• _Problem details_
Write out the records that appear below, verbatim and complete, but without pictures.

• _Input rows_
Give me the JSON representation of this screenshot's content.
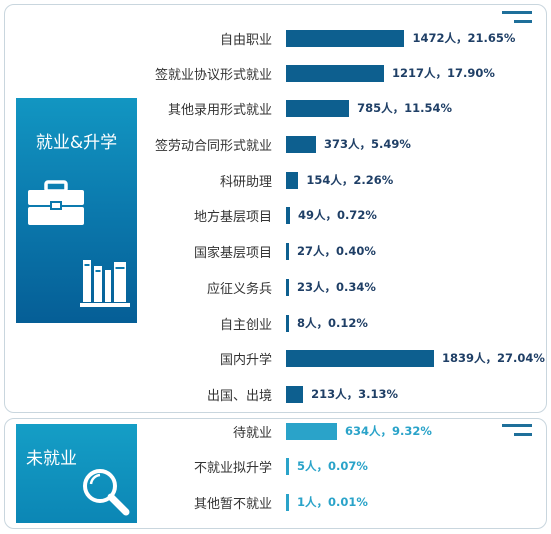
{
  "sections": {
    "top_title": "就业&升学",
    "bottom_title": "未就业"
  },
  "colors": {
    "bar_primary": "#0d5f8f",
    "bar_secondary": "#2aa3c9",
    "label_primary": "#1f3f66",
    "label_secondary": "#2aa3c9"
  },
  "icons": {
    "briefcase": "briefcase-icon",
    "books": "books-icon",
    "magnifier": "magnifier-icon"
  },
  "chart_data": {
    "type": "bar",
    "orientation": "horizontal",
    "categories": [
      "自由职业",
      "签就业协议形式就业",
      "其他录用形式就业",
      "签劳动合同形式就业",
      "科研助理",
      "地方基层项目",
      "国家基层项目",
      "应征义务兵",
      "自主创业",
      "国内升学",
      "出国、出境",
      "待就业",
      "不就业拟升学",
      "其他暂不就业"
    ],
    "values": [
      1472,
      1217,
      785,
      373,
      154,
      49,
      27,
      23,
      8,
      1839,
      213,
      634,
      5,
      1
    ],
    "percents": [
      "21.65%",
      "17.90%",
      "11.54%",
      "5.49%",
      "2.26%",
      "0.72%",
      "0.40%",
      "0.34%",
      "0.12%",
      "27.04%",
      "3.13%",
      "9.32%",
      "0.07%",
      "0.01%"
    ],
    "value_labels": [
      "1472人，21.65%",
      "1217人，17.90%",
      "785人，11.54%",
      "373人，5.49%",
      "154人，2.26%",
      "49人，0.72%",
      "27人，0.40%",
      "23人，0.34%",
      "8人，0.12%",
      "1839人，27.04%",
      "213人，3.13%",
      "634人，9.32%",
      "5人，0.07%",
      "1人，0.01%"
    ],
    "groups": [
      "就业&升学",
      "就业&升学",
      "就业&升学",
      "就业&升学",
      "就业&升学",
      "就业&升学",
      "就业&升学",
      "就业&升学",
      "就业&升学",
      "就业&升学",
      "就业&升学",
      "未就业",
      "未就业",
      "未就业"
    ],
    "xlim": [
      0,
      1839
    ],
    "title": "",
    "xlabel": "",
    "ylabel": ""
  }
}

• _Expected output_
Give me the JSON representation of this screenshot's content.
{
  "sections": {
    "top_title": "就业&升学",
    "bottom_title": "未就业"
  },
  "colors": {
    "bar_primary": "#0d5f8f",
    "bar_secondary": "#2aa3c9",
    "label_primary": "#1f3f66",
    "label_secondary": "#2aa3c9"
  },
  "icons": {
    "briefcase": "briefcase-icon",
    "books": "books-icon",
    "magnifier": "magnifier-icon"
  },
  "chart_data": {
    "type": "bar",
    "orientation": "horizontal",
    "categories": [
      "自由职业",
      "签就业协议形式就业",
      "其他录用形式就业",
      "签劳动合同形式就业",
      "科研助理",
      "地方基层项目",
      "国家基层项目",
      "应征义务兵",
      "自主创业",
      "国内升学",
      "出国、出境",
      "待就业",
      "不就业拟升学",
      "其他暂不就业"
    ],
    "values": [
      1472,
      1217,
      785,
      373,
      154,
      49,
      27,
      23,
      8,
      1839,
      213,
      634,
      5,
      1
    ],
    "percents": [
      "21.65%",
      "17.90%",
      "11.54%",
      "5.49%",
      "2.26%",
      "0.72%",
      "0.40%",
      "0.34%",
      "0.12%",
      "27.04%",
      "3.13%",
      "9.32%",
      "0.07%",
      "0.01%"
    ],
    "value_labels": [
      "1472人，21.65%",
      "1217人，17.90%",
      "785人，11.54%",
      "373人，5.49%",
      "154人，2.26%",
      "49人，0.72%",
      "27人，0.40%",
      "23人，0.34%",
      "8人，0.12%",
      "1839人，27.04%",
      "213人，3.13%",
      "634人，9.32%",
      "5人，0.07%",
      "1人，0.01%"
    ],
    "groups": [
      "就业&升学",
      "就业&升学",
      "就业&升学",
      "就业&升学",
      "就业&升学",
      "就业&升学",
      "就业&升学",
      "就业&升学",
      "就业&升学",
      "就业&升学",
      "就业&升学",
      "未就业",
      "未就业",
      "未就业"
    ],
    "xlim": [
      0,
      1839
    ],
    "title": "",
    "xlabel": "",
    "ylabel": ""
  }
}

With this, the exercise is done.